> **Directive**: Copy every entry word for word, but skip the pictures.

======== Data section

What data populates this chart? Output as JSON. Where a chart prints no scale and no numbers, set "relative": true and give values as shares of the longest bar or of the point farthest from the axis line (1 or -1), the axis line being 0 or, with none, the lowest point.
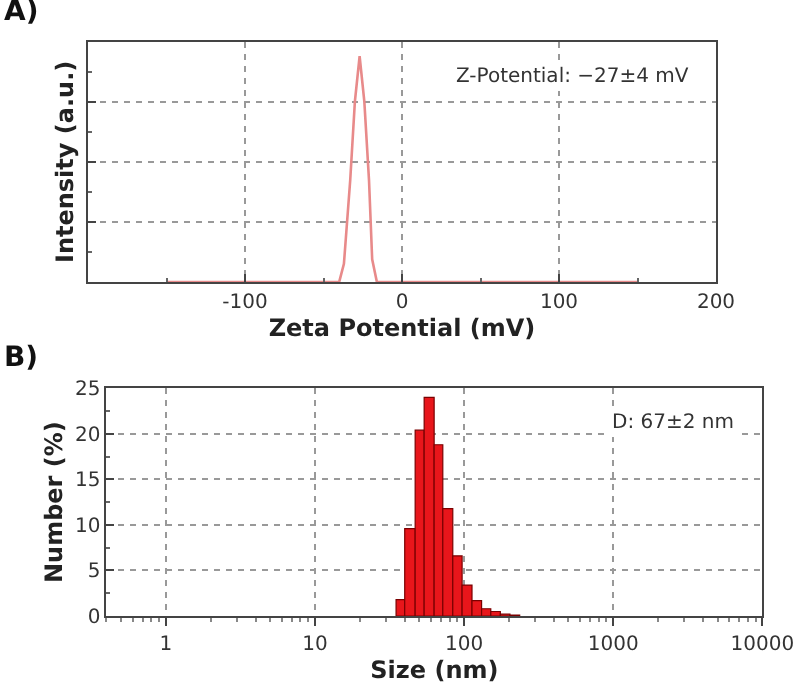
{
  "chart_data": [
    {
      "type": "line",
      "title": "A)",
      "xlabel": "Zeta Potential (mV)",
      "ylabel": "Intensity (a.u.)",
      "relative": true,
      "tick_labels": "x",
      "grid": true,
      "x": [
        -150,
        -40,
        -37,
        -33,
        -30,
        -27,
        -24,
        -21,
        -19,
        -16,
        150
      ],
      "series": [
        {
          "color": "#e88a8a",
          "values": [
            0,
            0,
            0.08,
            0.45,
            0.8,
            1,
            0.8,
            0.45,
            0.1,
            0,
            0
          ]
        }
      ],
      "xlim": [
        -200,
        200
      ],
      "xticks": [
        -100,
        0,
        100,
        200
      ],
      "annotations": [
        "Z-Potential: −27±4 mV"
      ]
    },
    {
      "type": "histogram",
      "title": "B)",
      "xlabel": "Size (nm)",
      "ylabel": "Number (%)",
      "color": "#e8161b",
      "log": "x",
      "grid": true,
      "bins": [
        35,
        40,
        47,
        54,
        63,
        72,
        84,
        97,
        113,
        131,
        151,
        175,
        203,
        236
      ],
      "values": [
        1.8,
        9.6,
        20.4,
        24,
        18.8,
        11.8,
        6.6,
        3.4,
        1.7,
        0.8,
        0.5,
        0.2,
        0.1
      ],
      "xlim": [
        0.4,
        10000
      ],
      "xticks": [
        1,
        10,
        100,
        1000,
        10000
      ],
      "ylim": [
        0,
        25
      ],
      "yticks": [
        0,
        5,
        10,
        15,
        20,
        25
      ],
      "annotations": [
        "D: 67±2 nm"
      ]
    }
  ]
}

================

> **Answer for the task**:
What data populates this chart? Output as JSON. Where a chart prints no scale and no numbers, set "relative": true and give values as shares of the longest bar or of the point farthest from the axis line (1 or -1), the axis line being 0 or, with none, the lowest point.
{
  "chart_data": [
    {
      "type": "line",
      "title": "A)",
      "xlabel": "Zeta Potential (mV)",
      "ylabel": "Intensity (a.u.)",
      "relative": true,
      "tick_labels": "x",
      "grid": true,
      "x": [
        -150,
        -40,
        -37,
        -33,
        -30,
        -27,
        -24,
        -21,
        -19,
        -16,
        150
      ],
      "series": [
        {
          "color": "#e88a8a",
          "values": [
            0,
            0,
            0.08,
            0.45,
            0.8,
            1,
            0.8,
            0.45,
            0.1,
            0,
            0
          ]
        }
      ],
      "xlim": [
        -200,
        200
      ],
      "xticks": [
        -100,
        0,
        100,
        200
      ],
      "annotations": [
        "Z-Potential: −27±4 mV"
      ]
    },
    {
      "type": "histogram",
      "title": "B)",
      "xlabel": "Size (nm)",
      "ylabel": "Number (%)",
      "color": "#e8161b",
      "log": "x",
      "grid": true,
      "bins": [
        35,
        40,
        47,
        54,
        63,
        72,
        84,
        97,
        113,
        131,
        151,
        175,
        203,
        236
      ],
      "values": [
        1.8,
        9.6,
        20.4,
        24,
        18.8,
        11.8,
        6.6,
        3.4,
        1.7,
        0.8,
        0.5,
        0.2,
        0.1
      ],
      "xlim": [
        0.4,
        10000
      ],
      "xticks": [
        1,
        10,
        100,
        1000,
        10000
      ],
      "ylim": [
        0,
        25
      ],
      "yticks": [
        0,
        5,
        10,
        15,
        20,
        25
      ],
      "annotations": [
        "D: 67±2 nm"
      ]
    }
  ]
}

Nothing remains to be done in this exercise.